Task description
Keep only those lines of the records that include the string "порушення".

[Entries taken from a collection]
*****
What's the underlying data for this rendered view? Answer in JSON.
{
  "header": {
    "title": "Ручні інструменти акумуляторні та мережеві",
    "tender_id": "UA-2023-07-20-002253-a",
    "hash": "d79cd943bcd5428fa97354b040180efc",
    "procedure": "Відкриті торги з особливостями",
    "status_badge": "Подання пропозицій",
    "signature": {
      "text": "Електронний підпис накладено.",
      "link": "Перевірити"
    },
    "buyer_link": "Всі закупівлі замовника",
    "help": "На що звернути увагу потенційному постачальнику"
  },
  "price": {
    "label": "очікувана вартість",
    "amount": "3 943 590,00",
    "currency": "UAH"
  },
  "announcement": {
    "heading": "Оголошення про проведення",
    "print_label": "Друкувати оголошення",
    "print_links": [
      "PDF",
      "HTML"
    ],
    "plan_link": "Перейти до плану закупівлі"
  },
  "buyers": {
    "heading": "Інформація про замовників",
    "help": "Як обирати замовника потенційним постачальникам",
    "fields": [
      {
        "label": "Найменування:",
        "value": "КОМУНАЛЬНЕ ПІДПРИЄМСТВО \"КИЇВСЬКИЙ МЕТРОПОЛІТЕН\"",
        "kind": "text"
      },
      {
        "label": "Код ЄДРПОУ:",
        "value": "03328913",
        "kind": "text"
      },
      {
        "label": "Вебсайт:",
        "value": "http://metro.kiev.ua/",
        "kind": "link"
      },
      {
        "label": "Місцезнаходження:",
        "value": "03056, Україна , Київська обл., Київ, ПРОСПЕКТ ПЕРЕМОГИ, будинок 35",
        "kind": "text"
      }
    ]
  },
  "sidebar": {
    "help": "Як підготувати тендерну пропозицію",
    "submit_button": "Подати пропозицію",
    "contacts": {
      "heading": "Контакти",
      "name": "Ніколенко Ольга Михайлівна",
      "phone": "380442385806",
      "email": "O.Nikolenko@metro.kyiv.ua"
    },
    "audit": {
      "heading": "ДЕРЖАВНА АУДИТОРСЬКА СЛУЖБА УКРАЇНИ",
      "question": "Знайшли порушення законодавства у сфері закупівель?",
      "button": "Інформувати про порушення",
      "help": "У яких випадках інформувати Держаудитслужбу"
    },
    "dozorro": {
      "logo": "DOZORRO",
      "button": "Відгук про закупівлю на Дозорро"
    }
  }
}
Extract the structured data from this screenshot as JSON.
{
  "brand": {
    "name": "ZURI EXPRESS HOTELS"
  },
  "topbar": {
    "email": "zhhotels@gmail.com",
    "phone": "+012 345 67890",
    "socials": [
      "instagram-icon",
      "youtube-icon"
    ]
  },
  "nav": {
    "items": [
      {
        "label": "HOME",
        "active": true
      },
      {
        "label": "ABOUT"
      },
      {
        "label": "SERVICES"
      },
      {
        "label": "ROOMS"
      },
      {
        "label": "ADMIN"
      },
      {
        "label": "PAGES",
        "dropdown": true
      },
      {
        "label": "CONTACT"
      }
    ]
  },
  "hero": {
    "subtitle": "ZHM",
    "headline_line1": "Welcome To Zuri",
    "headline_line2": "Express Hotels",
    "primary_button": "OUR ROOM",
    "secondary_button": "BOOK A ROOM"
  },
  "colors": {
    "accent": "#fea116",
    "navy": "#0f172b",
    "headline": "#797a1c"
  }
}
*****
Task response
      "question": "Знайшли порушення законодавства у сфері закупівель?",
      "button": "Інформувати про порушення",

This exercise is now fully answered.